Reproduce all lines of the listing below in which the word "What" occurs.

** START OF Recorded data **

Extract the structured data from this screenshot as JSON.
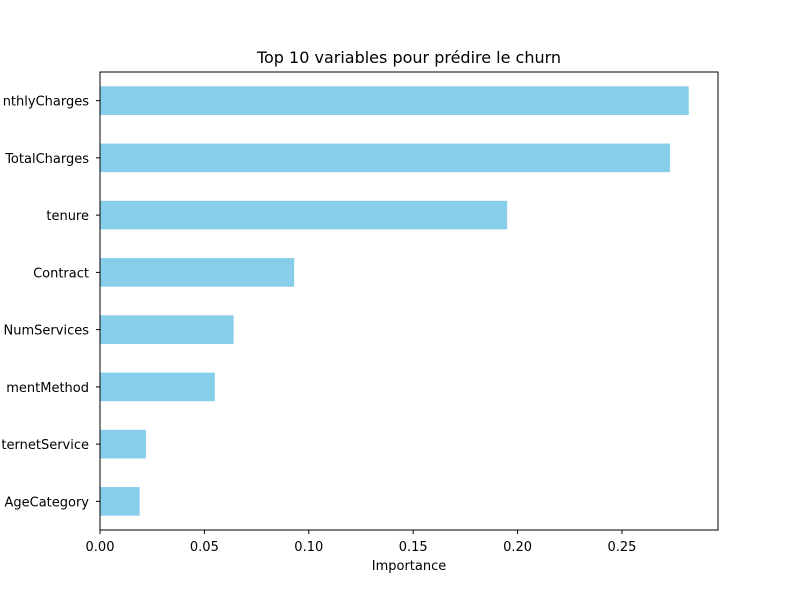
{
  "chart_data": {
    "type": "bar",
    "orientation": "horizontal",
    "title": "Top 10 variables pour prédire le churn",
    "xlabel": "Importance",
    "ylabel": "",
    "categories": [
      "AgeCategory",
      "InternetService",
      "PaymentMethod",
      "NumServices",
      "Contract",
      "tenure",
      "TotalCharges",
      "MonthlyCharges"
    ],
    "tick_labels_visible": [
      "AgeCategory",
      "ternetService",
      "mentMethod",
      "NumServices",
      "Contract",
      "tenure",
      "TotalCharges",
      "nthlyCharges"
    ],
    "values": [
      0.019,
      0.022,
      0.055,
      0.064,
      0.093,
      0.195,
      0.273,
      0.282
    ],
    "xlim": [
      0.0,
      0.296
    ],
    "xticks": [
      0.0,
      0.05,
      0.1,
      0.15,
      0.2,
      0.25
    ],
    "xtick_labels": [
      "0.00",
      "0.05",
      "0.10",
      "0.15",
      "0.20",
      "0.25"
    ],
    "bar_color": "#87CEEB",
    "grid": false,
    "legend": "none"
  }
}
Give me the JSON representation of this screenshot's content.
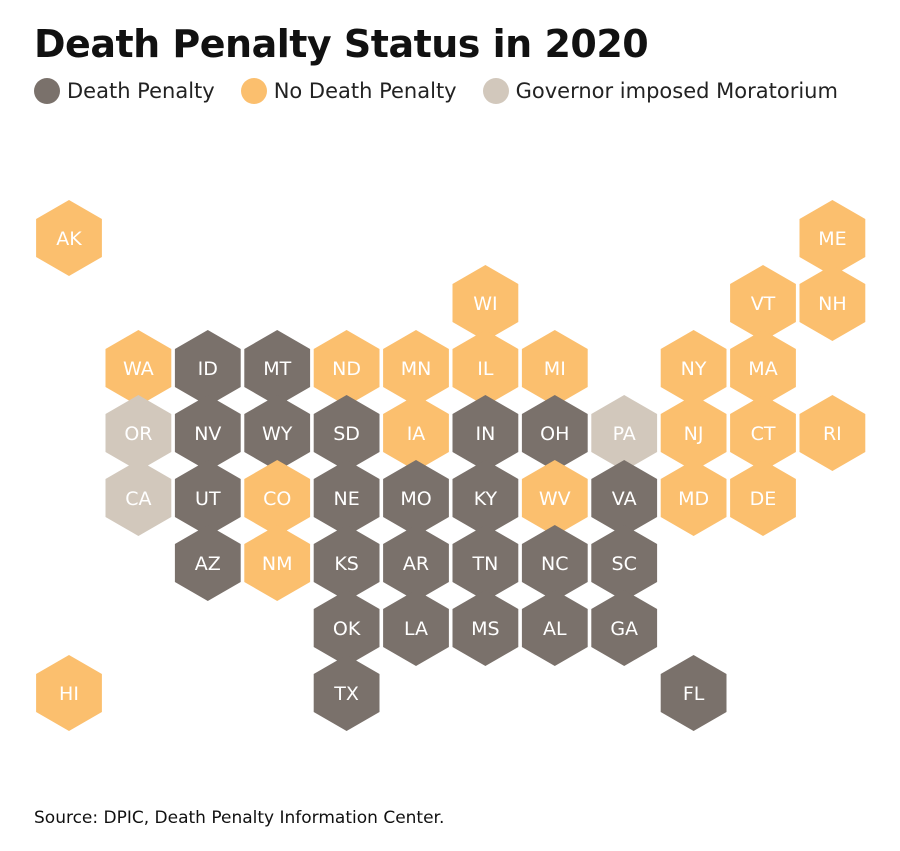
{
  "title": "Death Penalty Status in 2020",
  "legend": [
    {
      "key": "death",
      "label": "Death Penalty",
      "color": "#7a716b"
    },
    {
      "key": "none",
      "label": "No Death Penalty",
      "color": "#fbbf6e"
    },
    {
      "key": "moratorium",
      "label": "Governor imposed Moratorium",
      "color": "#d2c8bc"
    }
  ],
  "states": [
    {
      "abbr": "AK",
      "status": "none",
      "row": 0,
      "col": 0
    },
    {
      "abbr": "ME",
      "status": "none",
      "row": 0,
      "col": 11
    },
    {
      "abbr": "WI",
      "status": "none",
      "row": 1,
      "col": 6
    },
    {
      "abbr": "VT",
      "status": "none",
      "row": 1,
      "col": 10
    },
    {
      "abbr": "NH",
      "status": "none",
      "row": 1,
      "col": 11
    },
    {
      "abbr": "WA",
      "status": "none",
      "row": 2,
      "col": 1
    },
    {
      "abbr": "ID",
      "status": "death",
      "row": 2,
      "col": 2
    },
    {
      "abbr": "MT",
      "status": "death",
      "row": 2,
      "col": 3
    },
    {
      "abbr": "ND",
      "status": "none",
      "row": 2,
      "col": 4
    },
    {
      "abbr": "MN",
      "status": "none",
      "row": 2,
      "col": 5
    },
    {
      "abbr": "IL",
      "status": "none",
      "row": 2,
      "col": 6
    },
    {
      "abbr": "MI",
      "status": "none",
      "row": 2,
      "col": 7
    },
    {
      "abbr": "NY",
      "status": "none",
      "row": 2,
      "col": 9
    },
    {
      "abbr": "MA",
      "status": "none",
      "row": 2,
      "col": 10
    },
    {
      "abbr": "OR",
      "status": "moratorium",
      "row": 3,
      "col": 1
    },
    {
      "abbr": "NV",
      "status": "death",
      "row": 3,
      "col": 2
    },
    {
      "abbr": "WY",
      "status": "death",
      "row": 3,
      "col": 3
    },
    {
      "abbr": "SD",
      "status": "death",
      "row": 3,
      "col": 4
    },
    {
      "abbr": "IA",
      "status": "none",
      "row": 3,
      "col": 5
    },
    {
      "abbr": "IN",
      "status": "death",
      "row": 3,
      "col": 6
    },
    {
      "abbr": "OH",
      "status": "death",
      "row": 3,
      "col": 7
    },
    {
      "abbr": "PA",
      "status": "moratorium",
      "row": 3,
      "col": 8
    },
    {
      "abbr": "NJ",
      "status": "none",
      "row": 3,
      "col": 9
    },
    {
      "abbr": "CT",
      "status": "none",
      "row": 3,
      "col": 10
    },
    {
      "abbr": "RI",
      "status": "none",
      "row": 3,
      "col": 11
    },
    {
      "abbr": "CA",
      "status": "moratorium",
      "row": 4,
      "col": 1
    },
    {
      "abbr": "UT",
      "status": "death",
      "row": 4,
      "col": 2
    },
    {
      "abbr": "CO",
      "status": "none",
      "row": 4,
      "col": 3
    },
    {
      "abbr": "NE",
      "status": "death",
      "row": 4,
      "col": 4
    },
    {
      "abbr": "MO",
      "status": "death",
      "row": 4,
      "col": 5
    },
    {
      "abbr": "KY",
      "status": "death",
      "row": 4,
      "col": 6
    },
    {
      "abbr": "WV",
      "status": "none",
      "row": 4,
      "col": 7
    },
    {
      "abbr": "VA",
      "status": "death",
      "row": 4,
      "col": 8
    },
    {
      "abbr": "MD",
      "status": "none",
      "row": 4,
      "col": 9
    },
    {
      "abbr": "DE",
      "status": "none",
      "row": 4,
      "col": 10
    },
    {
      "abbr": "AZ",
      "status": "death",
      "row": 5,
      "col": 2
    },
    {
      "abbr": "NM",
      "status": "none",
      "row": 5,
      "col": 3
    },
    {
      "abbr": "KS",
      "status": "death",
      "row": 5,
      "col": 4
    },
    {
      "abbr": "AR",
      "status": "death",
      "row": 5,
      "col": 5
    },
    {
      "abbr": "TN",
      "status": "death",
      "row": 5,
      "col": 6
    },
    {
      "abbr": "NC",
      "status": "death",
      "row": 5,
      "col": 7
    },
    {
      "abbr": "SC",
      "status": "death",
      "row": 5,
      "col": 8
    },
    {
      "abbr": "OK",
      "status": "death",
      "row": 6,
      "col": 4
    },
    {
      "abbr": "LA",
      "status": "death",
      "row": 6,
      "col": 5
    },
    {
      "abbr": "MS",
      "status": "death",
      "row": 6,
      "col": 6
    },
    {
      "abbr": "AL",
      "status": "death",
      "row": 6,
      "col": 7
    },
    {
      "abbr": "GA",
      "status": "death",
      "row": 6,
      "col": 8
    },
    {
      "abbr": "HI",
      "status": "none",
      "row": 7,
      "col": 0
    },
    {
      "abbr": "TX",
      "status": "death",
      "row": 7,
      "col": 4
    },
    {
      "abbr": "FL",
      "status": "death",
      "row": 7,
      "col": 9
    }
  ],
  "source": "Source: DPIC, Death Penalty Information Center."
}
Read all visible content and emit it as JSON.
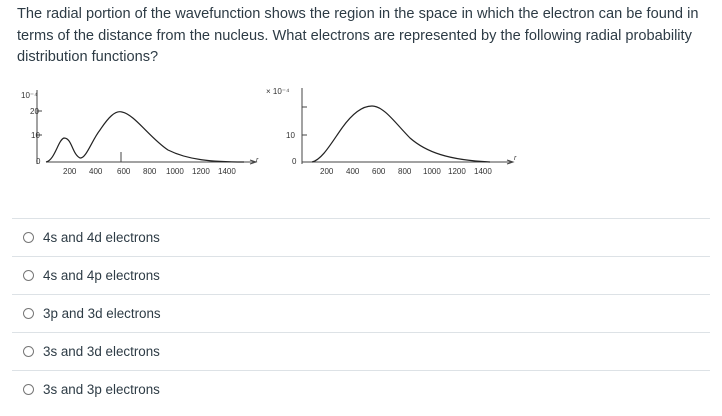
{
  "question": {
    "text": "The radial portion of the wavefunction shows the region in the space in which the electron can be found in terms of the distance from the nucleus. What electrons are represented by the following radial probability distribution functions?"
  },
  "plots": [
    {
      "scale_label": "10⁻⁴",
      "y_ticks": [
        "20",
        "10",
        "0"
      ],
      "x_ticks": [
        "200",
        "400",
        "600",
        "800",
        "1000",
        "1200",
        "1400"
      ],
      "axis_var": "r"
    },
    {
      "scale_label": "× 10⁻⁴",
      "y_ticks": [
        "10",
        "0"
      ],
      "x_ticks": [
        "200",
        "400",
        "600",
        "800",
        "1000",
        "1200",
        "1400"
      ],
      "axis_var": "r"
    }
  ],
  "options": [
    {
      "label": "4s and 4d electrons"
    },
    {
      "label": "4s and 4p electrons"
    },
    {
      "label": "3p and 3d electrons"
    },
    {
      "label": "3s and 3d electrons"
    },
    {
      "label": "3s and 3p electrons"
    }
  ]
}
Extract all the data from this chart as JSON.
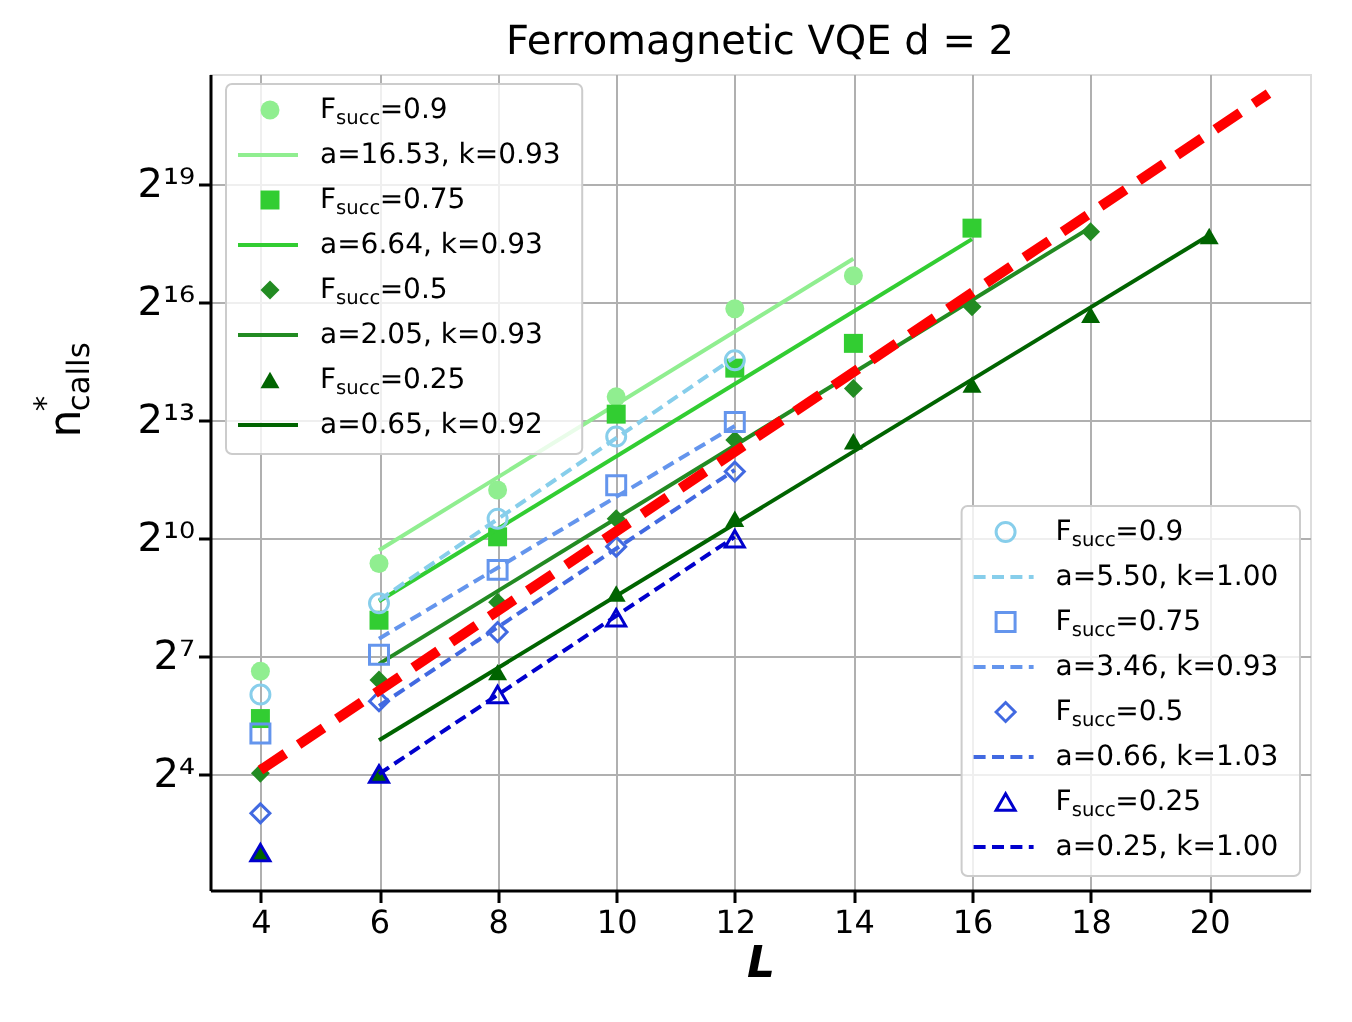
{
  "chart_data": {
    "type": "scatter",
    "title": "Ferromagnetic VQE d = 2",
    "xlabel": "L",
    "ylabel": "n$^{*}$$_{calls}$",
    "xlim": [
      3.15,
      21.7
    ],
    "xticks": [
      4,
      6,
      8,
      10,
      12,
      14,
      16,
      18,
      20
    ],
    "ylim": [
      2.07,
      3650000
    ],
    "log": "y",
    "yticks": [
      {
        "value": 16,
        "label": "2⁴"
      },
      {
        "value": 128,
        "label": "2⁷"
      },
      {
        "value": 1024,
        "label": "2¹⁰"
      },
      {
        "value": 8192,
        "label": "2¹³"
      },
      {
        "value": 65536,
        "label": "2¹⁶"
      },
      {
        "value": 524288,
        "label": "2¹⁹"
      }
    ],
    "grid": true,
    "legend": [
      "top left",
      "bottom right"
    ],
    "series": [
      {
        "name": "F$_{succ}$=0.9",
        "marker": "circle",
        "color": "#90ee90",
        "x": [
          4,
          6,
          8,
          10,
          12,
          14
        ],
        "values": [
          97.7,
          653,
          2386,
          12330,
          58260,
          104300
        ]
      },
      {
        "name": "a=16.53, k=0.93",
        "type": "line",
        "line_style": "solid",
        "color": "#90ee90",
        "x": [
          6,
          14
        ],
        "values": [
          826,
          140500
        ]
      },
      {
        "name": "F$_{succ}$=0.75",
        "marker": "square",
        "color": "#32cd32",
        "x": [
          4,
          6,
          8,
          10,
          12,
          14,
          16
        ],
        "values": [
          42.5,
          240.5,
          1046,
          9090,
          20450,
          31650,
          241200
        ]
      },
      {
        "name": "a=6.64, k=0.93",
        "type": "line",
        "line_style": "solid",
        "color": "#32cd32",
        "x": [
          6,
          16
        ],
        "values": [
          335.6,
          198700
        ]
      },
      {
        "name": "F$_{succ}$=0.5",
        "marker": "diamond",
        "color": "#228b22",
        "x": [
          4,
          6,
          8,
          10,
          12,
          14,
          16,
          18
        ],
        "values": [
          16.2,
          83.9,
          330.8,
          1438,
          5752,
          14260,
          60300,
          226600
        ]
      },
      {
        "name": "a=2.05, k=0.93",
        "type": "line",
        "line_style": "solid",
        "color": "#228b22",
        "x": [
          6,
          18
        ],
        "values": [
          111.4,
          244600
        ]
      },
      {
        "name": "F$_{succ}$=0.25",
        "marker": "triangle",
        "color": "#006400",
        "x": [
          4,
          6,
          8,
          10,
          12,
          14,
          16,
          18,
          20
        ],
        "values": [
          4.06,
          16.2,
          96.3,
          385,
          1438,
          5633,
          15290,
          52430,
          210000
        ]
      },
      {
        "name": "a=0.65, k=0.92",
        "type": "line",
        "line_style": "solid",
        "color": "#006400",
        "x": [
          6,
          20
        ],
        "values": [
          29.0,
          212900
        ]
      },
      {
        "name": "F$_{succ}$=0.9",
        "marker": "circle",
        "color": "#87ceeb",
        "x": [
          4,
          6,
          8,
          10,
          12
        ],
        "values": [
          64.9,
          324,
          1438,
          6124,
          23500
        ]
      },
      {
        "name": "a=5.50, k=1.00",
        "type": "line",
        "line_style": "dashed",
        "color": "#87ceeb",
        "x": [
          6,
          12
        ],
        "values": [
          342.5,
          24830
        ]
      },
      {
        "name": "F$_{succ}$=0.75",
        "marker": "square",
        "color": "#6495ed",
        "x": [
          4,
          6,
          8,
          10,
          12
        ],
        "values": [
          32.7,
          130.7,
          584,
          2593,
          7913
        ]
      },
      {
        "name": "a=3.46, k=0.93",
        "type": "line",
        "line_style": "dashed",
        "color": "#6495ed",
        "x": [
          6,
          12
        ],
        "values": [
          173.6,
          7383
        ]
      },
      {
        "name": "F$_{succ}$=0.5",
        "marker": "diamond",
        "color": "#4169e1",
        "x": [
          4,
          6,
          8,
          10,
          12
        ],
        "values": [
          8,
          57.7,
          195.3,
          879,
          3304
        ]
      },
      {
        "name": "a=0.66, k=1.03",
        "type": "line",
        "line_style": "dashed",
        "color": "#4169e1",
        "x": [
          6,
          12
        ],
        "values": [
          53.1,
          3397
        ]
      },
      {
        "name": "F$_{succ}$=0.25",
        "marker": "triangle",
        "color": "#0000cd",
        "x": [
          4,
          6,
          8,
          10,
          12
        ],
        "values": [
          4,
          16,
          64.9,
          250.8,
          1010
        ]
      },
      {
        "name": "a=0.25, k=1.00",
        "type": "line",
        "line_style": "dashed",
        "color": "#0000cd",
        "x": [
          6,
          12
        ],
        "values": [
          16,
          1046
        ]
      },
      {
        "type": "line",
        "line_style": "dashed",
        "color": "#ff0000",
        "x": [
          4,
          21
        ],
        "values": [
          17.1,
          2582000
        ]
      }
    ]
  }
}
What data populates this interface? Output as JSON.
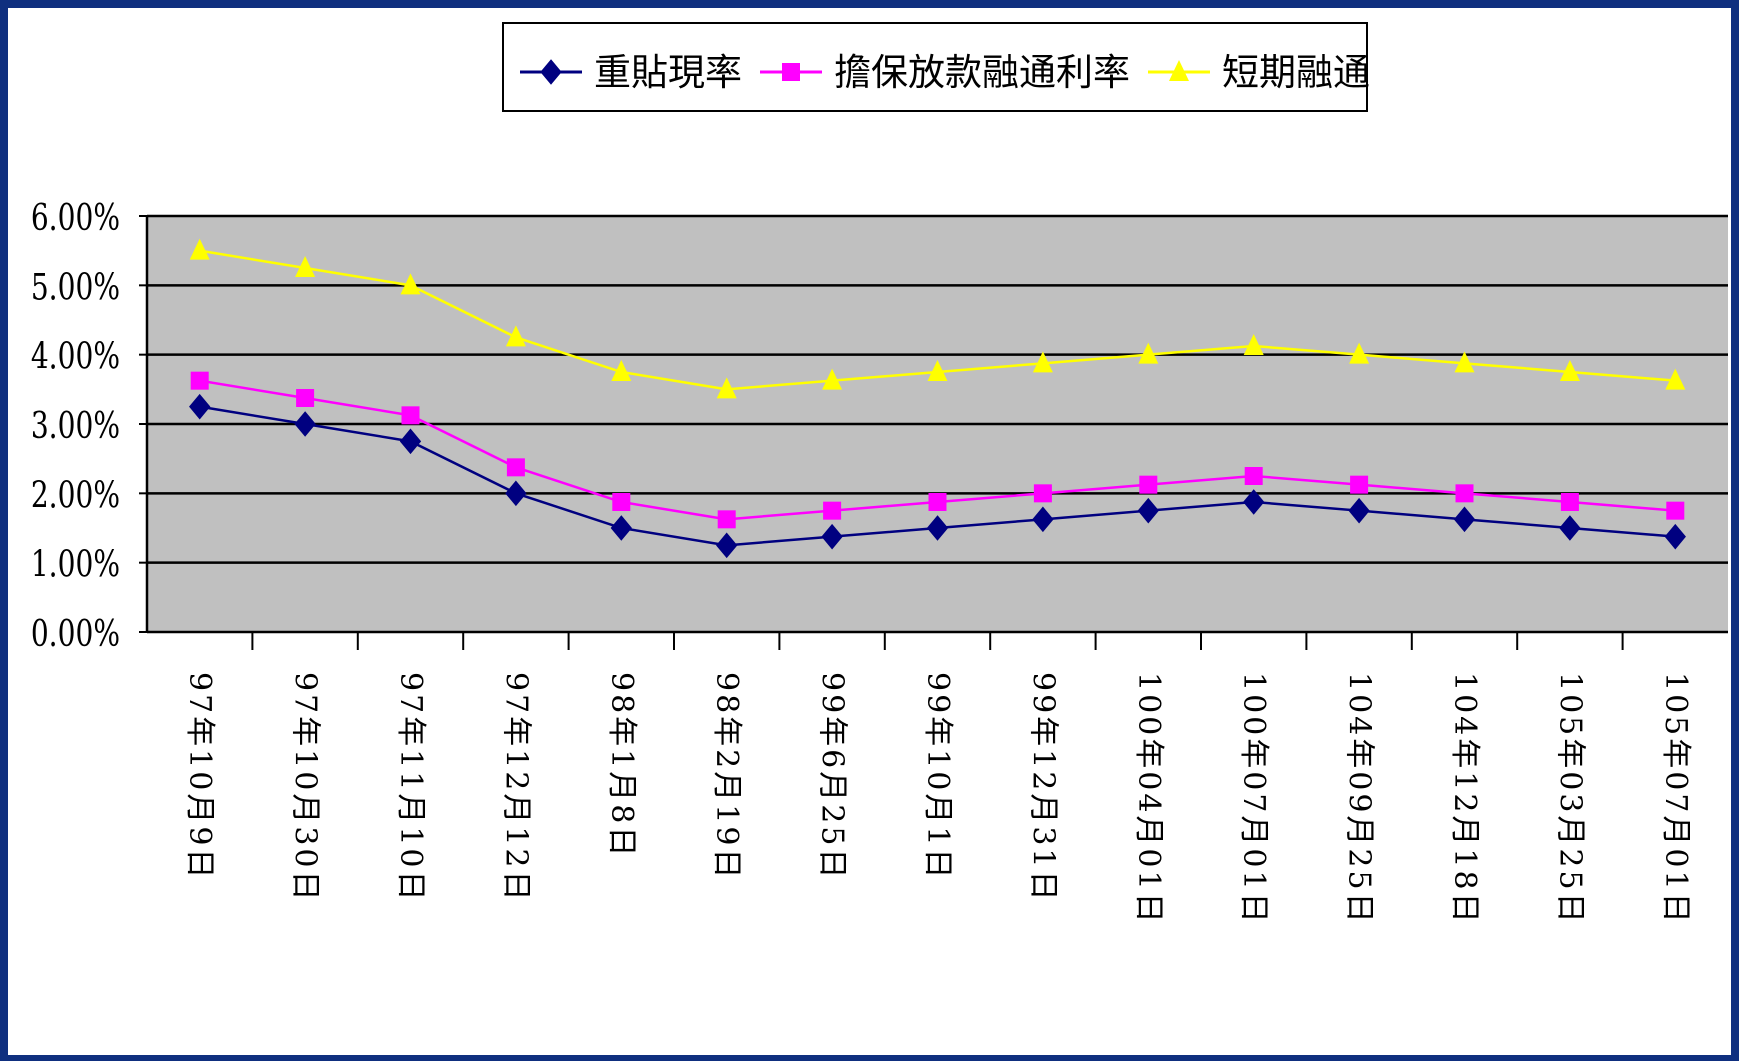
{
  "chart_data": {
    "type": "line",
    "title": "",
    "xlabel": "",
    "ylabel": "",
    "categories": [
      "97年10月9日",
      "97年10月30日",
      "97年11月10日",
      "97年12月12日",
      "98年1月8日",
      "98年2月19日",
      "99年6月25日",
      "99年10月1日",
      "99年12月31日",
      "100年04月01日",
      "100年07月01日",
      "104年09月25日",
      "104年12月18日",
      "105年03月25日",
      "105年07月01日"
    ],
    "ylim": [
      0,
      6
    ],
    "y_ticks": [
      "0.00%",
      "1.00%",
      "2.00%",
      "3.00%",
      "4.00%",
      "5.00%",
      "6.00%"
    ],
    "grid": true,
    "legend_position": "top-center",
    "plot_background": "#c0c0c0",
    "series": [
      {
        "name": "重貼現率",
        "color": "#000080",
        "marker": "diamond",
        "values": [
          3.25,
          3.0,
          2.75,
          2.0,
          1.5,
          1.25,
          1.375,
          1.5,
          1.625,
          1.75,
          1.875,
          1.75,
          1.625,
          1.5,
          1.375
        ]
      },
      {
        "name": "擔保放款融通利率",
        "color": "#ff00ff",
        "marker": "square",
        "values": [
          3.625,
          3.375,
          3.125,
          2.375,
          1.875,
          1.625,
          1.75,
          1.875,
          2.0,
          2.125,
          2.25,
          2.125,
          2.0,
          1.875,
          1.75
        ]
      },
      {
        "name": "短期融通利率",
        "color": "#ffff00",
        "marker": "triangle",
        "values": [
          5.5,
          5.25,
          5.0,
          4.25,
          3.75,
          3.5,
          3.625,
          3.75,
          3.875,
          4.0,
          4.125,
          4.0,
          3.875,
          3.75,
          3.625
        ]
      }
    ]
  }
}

** END OF Recorded data **

| Result for this task |
    "text": "The radial portion of the wavefunction shows the region in the space in which the electron can be found in terms of the distance from the nucleus. What electrons are represented by the following radial probability distribution functions?"
What data populates this interface? Output as JSON.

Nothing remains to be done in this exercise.